*The request*
What lines of the data include the string "JSON"? Copy them all.

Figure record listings
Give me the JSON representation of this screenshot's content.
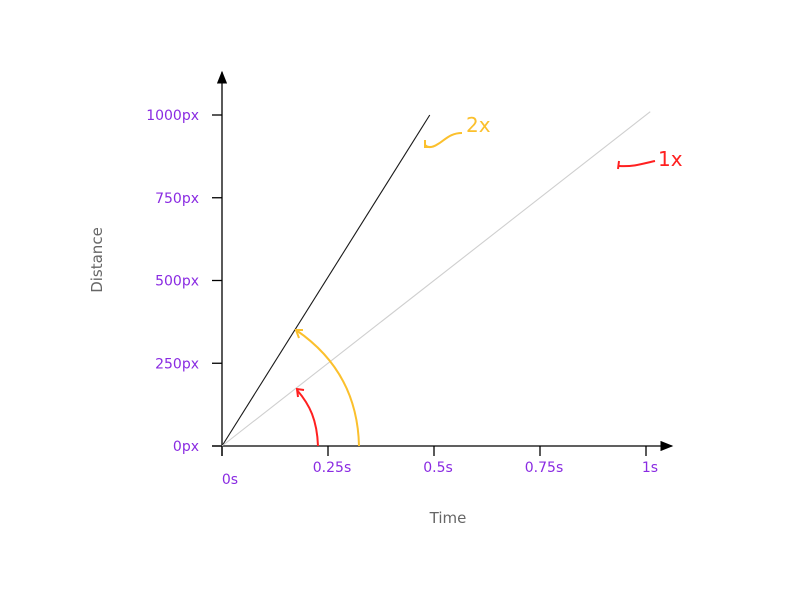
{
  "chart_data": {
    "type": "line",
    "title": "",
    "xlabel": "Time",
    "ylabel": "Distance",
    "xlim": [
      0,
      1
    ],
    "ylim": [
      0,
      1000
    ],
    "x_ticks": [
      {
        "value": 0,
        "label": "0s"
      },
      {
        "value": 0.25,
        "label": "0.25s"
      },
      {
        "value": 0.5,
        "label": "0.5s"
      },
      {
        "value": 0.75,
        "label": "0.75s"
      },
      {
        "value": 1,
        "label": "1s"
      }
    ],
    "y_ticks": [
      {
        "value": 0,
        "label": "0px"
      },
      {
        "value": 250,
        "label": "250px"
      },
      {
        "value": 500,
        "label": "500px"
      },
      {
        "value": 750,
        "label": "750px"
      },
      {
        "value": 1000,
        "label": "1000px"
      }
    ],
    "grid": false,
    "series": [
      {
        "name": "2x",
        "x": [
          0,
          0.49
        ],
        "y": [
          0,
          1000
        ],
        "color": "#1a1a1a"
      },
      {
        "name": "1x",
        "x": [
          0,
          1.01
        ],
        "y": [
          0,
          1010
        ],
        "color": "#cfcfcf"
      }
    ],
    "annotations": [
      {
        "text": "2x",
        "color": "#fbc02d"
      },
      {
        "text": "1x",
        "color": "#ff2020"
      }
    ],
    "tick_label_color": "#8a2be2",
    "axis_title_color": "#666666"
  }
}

==

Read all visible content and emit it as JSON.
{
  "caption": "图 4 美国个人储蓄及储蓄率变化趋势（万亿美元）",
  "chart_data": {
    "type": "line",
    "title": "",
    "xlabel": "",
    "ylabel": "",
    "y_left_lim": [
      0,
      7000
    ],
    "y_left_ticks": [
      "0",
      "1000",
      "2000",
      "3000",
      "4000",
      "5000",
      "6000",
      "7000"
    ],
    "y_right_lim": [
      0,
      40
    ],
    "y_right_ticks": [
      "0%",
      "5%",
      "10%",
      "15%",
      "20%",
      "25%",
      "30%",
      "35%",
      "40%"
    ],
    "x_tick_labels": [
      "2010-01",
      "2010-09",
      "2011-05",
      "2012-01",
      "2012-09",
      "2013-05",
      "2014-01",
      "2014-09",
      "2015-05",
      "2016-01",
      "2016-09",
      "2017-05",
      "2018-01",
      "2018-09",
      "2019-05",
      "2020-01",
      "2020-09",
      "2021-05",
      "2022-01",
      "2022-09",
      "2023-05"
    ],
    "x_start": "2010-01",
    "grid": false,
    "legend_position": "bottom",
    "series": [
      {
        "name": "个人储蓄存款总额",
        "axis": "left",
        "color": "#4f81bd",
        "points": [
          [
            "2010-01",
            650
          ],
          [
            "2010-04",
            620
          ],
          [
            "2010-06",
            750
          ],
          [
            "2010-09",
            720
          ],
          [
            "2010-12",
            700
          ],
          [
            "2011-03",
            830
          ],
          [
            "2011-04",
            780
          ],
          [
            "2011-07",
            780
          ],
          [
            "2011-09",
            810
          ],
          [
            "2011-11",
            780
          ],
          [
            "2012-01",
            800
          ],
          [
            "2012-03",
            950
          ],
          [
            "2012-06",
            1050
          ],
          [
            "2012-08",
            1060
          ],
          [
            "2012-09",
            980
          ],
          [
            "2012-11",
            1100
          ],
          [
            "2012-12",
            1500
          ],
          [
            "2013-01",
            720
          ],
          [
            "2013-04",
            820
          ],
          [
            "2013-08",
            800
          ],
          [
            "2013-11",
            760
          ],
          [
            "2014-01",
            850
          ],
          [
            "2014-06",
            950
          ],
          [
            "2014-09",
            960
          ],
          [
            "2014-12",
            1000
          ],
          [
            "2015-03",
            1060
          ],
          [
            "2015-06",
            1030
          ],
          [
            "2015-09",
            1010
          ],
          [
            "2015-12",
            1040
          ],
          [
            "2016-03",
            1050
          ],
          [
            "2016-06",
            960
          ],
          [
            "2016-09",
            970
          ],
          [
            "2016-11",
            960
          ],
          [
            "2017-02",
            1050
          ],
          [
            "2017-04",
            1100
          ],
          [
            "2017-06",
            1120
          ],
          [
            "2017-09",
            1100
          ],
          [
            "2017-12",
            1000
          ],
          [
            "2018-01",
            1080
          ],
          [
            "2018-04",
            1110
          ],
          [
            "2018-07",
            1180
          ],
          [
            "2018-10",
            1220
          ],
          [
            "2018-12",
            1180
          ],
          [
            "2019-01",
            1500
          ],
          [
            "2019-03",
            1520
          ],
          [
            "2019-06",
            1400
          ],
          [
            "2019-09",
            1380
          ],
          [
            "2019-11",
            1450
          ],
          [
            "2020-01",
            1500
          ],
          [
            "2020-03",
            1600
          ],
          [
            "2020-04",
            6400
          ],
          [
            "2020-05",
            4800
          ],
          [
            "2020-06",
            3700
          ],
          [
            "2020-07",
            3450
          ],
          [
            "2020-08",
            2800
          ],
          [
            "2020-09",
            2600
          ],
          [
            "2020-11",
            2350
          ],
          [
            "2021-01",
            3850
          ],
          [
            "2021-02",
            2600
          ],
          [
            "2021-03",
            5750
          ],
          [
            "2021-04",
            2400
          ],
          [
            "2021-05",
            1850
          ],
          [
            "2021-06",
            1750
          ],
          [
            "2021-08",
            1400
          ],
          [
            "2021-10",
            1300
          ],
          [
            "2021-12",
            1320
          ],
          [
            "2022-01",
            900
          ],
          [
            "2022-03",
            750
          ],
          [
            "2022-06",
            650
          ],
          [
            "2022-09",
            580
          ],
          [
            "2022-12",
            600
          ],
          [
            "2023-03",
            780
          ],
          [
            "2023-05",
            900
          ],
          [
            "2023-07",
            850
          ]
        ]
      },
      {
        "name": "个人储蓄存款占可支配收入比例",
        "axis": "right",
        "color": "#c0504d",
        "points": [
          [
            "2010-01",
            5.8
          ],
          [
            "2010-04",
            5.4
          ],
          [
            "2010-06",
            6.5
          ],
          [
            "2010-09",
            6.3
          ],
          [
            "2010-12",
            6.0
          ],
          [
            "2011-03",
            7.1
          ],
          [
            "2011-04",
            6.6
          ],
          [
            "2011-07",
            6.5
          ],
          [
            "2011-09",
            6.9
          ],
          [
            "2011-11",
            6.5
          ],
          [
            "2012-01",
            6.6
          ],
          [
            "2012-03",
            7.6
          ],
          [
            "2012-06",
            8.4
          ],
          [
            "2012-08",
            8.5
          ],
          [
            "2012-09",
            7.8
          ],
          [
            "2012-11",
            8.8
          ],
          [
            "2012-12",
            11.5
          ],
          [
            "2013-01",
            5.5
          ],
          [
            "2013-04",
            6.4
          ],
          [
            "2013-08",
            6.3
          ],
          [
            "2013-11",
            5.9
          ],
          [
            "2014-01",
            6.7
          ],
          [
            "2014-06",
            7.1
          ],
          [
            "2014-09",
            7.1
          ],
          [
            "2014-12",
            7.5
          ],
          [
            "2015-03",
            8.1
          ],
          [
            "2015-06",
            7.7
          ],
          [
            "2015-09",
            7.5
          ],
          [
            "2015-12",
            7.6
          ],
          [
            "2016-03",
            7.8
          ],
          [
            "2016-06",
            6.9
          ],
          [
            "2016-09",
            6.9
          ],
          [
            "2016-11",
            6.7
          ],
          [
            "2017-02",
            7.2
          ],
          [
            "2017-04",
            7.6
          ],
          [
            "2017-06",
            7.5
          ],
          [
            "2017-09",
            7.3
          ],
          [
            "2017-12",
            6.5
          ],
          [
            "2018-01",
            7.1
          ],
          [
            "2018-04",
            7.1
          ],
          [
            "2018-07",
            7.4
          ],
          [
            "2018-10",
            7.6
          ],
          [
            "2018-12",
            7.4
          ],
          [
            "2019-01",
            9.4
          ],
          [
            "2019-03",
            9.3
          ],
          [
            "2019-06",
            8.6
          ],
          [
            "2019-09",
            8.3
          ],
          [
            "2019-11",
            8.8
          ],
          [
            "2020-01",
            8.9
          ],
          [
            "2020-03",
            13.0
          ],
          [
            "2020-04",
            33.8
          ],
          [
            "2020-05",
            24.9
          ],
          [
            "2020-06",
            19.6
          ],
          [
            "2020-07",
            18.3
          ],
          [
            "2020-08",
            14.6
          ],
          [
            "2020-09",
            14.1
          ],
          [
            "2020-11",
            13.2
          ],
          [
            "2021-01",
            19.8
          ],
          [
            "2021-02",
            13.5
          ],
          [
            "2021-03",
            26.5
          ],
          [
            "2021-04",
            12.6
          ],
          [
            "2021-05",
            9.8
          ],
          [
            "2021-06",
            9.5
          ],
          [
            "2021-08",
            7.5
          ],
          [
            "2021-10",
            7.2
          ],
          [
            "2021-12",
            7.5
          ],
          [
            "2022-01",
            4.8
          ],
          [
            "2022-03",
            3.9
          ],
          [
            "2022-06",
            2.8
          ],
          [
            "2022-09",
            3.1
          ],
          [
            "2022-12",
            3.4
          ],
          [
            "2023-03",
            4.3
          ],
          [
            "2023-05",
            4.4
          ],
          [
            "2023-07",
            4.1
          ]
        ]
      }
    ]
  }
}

--

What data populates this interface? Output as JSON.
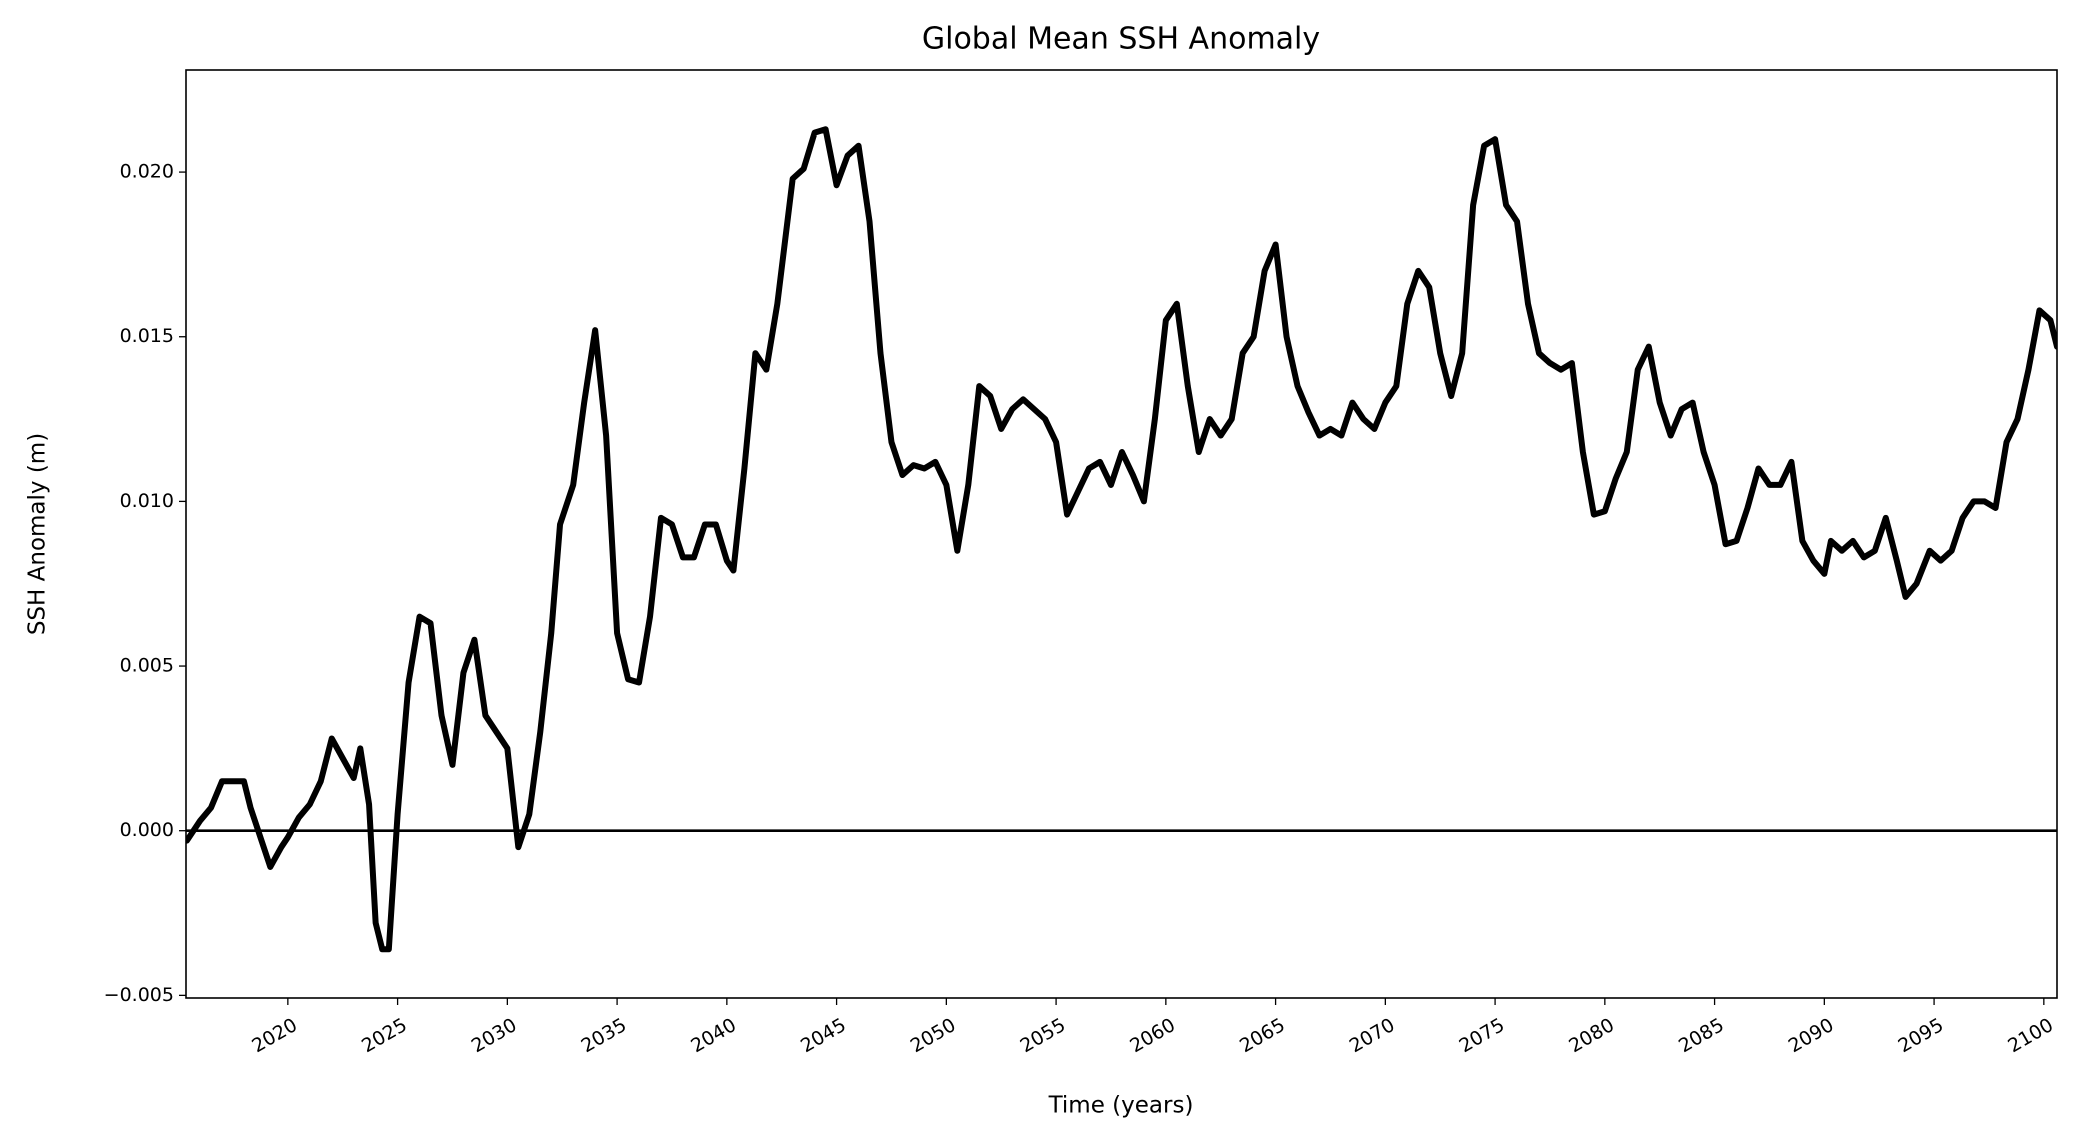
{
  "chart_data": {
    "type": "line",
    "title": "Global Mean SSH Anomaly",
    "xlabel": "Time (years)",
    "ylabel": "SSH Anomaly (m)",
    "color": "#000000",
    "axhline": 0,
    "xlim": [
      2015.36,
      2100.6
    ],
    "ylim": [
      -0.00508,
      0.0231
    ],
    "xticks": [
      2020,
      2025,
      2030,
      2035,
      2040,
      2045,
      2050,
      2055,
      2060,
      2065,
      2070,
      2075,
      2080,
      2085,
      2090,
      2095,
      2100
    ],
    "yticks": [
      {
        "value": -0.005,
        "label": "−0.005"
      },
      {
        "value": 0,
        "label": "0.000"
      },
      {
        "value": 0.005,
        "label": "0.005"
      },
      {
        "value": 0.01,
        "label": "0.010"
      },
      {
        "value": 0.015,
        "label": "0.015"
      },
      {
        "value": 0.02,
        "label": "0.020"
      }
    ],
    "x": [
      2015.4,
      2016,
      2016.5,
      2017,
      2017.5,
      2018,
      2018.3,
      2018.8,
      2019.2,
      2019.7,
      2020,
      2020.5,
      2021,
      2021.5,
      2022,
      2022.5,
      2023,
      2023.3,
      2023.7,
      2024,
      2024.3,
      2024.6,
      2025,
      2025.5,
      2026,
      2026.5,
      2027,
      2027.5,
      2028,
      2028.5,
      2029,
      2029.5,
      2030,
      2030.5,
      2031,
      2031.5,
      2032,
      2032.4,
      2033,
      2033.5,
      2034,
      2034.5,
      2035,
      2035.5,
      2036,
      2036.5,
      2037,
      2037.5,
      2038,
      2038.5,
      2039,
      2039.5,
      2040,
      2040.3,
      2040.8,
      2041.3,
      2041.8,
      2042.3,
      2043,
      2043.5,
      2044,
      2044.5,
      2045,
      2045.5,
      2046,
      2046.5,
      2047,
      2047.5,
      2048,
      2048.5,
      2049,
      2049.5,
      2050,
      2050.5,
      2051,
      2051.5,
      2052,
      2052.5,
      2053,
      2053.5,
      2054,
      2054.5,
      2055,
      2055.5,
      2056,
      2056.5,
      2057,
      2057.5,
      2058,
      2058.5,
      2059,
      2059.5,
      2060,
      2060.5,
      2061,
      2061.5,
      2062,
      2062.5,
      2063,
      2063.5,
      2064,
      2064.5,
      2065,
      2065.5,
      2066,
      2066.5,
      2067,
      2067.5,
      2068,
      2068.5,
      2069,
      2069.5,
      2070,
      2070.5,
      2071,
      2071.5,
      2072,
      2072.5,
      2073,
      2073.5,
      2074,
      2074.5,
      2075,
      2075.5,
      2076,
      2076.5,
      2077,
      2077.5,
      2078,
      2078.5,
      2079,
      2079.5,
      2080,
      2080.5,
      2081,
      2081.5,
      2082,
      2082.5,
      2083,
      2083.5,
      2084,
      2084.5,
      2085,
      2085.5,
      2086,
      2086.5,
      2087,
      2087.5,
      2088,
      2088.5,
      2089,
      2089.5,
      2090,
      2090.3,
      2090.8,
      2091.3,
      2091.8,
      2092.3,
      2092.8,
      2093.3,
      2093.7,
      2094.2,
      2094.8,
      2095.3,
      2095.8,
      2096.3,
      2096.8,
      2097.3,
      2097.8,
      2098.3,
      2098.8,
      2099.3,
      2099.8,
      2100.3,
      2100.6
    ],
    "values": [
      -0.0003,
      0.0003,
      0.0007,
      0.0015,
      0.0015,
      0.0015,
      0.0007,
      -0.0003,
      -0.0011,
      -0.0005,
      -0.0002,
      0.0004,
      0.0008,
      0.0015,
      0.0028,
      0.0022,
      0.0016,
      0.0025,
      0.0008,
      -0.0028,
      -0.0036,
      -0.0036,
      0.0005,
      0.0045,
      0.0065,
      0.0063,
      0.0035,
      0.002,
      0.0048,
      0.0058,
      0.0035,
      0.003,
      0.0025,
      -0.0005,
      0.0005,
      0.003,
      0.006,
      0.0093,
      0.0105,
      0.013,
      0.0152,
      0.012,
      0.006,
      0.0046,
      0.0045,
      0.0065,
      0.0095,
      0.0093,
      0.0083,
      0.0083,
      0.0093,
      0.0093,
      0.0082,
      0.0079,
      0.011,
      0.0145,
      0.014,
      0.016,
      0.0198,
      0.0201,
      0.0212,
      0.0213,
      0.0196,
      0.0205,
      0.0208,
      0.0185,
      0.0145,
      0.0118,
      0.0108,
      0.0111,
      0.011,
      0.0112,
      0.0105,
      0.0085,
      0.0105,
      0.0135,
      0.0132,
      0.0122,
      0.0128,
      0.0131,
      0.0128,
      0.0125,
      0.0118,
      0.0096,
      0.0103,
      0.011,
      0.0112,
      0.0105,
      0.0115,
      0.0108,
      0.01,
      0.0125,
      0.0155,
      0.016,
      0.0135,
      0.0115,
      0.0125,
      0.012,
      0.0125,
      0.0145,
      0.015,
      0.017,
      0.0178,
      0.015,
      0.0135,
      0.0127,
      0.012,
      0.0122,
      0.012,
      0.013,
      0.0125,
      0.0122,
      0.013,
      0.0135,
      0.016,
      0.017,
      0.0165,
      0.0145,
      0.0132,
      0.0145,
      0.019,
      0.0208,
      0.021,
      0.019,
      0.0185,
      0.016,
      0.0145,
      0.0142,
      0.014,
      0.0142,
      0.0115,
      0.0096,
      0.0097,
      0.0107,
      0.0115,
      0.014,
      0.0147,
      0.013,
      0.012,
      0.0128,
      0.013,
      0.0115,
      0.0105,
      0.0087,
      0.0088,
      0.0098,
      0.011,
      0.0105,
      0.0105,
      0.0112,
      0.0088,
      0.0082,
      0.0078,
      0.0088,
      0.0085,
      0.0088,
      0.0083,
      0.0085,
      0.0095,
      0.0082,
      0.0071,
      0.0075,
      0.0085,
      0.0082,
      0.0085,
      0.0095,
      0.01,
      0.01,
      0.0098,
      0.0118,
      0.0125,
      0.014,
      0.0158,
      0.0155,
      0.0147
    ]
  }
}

*Answer to the exercise*
Give me the JSON representation of this screenshot's content.
Read all visible content and emit it as JSON.
What data populates this interface? Output as JSON.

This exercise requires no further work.